■ **Exercise instructions**:
Copy out each line that includes the word "Книга".

------------------------------------

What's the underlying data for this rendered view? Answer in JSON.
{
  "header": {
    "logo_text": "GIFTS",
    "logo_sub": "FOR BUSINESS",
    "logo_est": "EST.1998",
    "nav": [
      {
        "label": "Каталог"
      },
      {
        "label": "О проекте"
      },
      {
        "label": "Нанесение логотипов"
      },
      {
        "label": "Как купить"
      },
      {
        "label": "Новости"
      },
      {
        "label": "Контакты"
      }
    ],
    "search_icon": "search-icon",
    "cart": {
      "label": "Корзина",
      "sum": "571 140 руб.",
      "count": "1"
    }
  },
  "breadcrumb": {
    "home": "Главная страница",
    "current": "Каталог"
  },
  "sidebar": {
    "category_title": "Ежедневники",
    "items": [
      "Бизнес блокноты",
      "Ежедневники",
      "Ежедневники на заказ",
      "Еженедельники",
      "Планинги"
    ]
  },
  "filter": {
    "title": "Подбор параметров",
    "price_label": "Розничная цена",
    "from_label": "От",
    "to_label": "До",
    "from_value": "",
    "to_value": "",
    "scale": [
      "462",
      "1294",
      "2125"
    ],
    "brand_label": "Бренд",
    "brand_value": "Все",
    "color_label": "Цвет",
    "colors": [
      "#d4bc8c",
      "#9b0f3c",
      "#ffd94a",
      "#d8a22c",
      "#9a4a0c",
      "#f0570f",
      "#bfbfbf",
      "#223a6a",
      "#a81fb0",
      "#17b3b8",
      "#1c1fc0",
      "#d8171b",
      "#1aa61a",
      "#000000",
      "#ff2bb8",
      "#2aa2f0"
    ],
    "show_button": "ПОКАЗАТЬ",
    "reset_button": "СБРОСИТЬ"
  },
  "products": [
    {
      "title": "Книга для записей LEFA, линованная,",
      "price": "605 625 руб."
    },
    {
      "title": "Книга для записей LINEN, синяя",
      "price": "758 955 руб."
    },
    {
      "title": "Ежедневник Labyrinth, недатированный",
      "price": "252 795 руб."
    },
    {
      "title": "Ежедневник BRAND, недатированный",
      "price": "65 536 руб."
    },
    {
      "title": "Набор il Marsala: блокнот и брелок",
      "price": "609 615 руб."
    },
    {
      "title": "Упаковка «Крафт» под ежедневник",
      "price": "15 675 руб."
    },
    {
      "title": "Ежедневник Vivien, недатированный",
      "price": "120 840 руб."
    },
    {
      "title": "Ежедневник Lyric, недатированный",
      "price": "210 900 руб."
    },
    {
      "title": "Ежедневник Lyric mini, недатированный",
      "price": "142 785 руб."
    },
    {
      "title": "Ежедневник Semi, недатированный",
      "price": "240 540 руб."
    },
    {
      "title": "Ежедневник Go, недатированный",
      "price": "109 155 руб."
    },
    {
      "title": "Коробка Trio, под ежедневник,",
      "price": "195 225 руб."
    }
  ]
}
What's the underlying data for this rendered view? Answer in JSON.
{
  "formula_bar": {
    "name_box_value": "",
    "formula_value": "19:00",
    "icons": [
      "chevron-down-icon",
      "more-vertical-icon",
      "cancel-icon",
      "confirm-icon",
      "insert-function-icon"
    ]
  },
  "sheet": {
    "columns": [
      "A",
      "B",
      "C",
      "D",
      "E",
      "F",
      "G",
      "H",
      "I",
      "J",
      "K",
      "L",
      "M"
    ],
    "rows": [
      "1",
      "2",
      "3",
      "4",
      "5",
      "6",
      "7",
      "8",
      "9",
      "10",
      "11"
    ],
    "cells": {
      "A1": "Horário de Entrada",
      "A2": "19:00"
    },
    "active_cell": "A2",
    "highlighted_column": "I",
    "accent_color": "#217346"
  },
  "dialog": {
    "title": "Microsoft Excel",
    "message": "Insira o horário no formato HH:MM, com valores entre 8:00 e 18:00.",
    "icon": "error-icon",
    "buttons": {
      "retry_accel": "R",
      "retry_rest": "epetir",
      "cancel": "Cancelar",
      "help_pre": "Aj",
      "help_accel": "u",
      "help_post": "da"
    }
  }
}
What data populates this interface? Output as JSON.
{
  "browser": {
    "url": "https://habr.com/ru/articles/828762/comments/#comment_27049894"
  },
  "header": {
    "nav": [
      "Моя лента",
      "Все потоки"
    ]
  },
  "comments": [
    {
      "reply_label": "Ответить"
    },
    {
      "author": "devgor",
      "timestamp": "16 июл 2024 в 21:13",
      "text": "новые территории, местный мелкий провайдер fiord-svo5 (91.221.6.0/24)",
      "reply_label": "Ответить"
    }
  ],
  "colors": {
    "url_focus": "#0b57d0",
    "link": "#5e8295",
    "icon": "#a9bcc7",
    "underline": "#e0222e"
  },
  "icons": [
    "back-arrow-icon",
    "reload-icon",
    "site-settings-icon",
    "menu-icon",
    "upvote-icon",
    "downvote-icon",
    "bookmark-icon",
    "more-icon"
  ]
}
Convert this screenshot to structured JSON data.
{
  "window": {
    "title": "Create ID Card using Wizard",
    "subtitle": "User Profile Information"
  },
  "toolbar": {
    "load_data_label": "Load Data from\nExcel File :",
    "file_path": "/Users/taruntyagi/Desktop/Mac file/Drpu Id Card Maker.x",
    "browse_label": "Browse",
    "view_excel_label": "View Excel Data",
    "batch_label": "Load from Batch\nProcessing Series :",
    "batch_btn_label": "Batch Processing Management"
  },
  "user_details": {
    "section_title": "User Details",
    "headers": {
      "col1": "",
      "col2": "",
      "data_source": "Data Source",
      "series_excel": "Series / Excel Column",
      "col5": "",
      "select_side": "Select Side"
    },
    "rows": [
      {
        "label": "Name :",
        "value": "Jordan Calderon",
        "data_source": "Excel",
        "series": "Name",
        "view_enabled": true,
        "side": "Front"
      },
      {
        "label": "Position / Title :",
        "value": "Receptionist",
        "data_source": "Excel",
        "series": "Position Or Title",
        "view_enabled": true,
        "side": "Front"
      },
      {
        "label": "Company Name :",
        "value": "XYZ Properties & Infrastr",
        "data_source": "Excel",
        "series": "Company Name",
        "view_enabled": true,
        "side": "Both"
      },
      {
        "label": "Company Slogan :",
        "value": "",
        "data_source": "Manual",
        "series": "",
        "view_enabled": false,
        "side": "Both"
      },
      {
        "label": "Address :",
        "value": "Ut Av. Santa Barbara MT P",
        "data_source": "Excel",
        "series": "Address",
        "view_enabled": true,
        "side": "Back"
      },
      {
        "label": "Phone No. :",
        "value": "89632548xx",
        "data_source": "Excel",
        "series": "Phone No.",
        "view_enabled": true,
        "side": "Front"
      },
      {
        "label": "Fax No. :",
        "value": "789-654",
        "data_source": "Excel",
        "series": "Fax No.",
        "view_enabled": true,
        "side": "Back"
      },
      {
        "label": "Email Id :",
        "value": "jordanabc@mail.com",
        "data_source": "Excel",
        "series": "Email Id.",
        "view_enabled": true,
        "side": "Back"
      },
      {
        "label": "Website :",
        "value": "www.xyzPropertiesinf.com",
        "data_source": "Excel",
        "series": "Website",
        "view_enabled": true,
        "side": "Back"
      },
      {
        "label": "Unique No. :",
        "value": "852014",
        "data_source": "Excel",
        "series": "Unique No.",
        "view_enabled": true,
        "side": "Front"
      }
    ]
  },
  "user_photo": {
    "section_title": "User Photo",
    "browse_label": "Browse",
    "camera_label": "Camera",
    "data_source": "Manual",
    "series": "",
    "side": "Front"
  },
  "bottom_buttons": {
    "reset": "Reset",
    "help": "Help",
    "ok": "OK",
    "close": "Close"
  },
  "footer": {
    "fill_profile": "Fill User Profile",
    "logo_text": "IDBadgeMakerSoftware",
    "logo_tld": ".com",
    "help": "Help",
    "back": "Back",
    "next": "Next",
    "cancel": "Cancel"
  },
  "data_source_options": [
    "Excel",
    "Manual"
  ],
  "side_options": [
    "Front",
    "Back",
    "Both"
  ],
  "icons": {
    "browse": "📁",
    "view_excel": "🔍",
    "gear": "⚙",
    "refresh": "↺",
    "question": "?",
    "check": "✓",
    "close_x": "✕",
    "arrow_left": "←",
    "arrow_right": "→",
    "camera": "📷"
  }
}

------------------------------------

■ **Answer in full**:
      "title": "Книга для записей LEFA, линованная,",
      "title": "Книга для записей LINEN, синяя",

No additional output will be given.